Each entry needs to be restated exactly as written.

** Start RECORDS FOR THE TASK **

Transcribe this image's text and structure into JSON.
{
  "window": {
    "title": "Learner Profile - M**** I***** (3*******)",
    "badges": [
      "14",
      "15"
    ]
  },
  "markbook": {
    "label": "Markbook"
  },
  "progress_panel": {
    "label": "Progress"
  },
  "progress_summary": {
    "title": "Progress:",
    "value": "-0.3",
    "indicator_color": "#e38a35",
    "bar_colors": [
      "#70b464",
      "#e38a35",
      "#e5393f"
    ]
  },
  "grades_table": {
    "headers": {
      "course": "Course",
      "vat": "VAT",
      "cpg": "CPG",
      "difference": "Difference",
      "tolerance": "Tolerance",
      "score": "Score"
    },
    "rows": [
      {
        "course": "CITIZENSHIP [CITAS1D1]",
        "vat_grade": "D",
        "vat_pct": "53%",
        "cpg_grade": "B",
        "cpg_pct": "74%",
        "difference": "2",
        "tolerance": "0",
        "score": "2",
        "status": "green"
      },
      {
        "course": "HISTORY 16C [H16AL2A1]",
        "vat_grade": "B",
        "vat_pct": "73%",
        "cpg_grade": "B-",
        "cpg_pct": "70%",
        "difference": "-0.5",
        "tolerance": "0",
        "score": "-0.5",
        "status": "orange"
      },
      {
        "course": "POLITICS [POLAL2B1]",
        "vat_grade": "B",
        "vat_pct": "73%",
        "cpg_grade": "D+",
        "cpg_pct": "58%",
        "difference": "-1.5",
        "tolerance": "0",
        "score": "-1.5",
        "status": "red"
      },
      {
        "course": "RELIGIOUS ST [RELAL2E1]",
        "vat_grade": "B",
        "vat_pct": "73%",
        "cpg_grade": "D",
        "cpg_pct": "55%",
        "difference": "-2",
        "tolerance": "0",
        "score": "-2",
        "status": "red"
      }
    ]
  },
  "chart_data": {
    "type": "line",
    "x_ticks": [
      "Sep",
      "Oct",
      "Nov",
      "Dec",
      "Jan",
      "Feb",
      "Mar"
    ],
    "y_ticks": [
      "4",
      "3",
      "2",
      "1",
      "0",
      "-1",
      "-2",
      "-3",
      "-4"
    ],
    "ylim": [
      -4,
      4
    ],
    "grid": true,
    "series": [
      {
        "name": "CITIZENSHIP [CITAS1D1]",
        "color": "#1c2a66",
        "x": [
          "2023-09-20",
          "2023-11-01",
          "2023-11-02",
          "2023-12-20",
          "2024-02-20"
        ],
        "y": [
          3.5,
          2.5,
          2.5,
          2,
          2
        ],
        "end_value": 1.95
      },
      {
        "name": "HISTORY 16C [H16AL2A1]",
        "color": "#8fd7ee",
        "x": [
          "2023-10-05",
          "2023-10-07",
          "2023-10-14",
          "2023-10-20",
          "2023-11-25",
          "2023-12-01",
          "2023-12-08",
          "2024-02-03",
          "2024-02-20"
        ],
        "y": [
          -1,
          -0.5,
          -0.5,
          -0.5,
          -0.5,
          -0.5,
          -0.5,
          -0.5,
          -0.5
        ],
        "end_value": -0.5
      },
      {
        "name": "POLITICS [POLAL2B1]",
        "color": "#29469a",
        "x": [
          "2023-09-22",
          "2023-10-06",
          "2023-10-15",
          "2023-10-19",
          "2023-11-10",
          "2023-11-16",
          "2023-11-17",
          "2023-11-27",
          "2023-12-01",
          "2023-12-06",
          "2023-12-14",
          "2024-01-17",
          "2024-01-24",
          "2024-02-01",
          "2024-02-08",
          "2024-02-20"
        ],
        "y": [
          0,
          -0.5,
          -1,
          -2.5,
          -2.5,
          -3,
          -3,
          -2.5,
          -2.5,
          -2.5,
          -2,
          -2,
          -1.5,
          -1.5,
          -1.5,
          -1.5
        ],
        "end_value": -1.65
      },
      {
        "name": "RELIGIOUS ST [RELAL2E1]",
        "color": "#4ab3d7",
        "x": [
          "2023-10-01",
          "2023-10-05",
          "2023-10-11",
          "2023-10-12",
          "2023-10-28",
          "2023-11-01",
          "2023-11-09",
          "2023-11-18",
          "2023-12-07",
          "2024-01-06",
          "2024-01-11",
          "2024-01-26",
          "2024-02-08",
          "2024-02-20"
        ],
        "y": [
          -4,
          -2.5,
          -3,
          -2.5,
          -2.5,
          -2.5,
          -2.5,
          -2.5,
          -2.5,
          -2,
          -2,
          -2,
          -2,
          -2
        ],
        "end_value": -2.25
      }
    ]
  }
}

** End RECORDS FOR THE TASK **

EXERCISE ANSWER:
Transcribe this image's text and structure into JSON.
{
  "window": {
    "title": "Learner Profile - M**** I***** (3*******)",
    "badges": [
      "14",
      "15"
    ]
  },
  "markbook": {
    "label": "Markbook"
  },
  "progress_panel": {
    "label": "Progress"
  },
  "progress_summary": {
    "title": "Progress:",
    "value": "-0.3",
    "indicator_color": "#e38a35",
    "bar_colors": [
      "#70b464",
      "#e38a35",
      "#e5393f"
    ]
  },
  "grades_table": {
    "headers": {
      "course": "Course",
      "vat": "VAT",
      "cpg": "CPG",
      "difference": "Difference",
      "tolerance": "Tolerance",
      "score": "Score"
    },
    "rows": [
      {
        "course": "CITIZENSHIP [CITAS1D1]",
        "vat_grade": "D",
        "vat_pct": "53%",
        "cpg_grade": "B",
        "cpg_pct": "74%",
        "difference": "2",
        "tolerance": "0",
        "score": "2",
        "status": "green"
      },
      {
        "course": "HISTORY 16C [H16AL2A1]",
        "vat_grade": "B",
        "vat_pct": "73%",
        "cpg_grade": "B-",
        "cpg_pct": "70%",
        "difference": "-0.5",
        "tolerance": "0",
        "score": "-0.5",
        "status": "orange"
      },
      {
        "course": "POLITICS [POLAL2B1]",
        "vat_grade": "B",
        "vat_pct": "73%",
        "cpg_grade": "D+",
        "cpg_pct": "58%",
        "difference": "-1.5",
        "tolerance": "0",
        "score": "-1.5",
        "status": "red"
      },
      {
        "course": "RELIGIOUS ST [RELAL2E1]",
        "vat_grade": "B",
        "vat_pct": "73%",
        "cpg_grade": "D",
        "cpg_pct": "55%",
        "difference": "-2",
        "tolerance": "0",
        "score": "-2",
        "status": "red"
      }
    ]
  },
  "chart_data": {
    "type": "line",
    "x_ticks": [
      "Sep",
      "Oct",
      "Nov",
      "Dec",
      "Jan",
      "Feb",
      "Mar"
    ],
    "y_ticks": [
      "4",
      "3",
      "2",
      "1",
      "0",
      "-1",
      "-2",
      "-3",
      "-4"
    ],
    "ylim": [
      -4,
      4
    ],
    "grid": true,
    "series": [
      {
        "name": "CITIZENSHIP [CITAS1D1]",
        "color": "#1c2a66",
        "x": [
          "2023-09-20",
          "2023-11-01",
          "2023-11-02",
          "2023-12-20",
          "2024-02-20"
        ],
        "y": [
          3.5,
          2.5,
          2.5,
          2,
          2
        ],
        "end_value": 1.95
      },
      {
        "name": "HISTORY 16C [H16AL2A1]",
        "color": "#8fd7ee",
        "x": [
          "2023-10-05",
          "2023-10-07",
          "2023-10-14",
          "2023-10-20",
          "2023-11-25",
          "2023-12-01",
          "2023-12-08",
          "2024-02-03",
          "2024-02-20"
        ],
        "y": [
          -1,
          -0.5,
          -0.5,
          -0.5,
          -0.5,
          -0.5,
          -0.5,
          -0.5,
          -0.5
        ],
        "end_value": -0.5
      },
      {
        "name": "POLITICS [POLAL2B1]",
        "color": "#29469a",
        "x": [
          "2023-09-22",
          "2023-10-06",
          "2023-10-15",
          "2023-10-19",
          "2023-11-10",
          "2023-11-16",
          "2023-11-17",
          "2023-11-27",
          "2023-12-01",
          "2023-12-06",
          "2023-12-14",
          "2024-01-17",
          "2024-01-24",
          "2024-02-01",
          "2024-02-08",
          "2024-02-20"
        ],
        "y": [
          0,
          -0.5,
          -1,
          -2.5,
          -2.5,
          -3,
          -3,
          -2.5,
          -2.5,
          -2.5,
          -2,
          -2,
          -1.5,
          -1.5,
          -1.5,
          -1.5
        ],
        "end_value": -1.65
      },
      {
        "name": "RELIGIOUS ST [RELAL2E1]",
        "color": "#4ab3d7",
        "x": [
          "2023-10-01",
          "2023-10-05",
          "2023-10-11",
          "2023-10-12",
          "2023-10-28",
          "2023-11-01",
          "2023-11-09",
          "2023-11-18",
          "2023-12-07",
          "2024-01-06",
          "2024-01-11",
          "2024-01-26",
          "2024-02-08",
          "2024-02-20"
        ],
        "y": [
          -4,
          -2.5,
          -3,
          -2.5,
          -2.5,
          -2.5,
          -2.5,
          -2.5,
          -2.5,
          -2,
          -2,
          -2,
          -2,
          -2
        ],
        "end_value": -2.25
      }
    ]
  }
}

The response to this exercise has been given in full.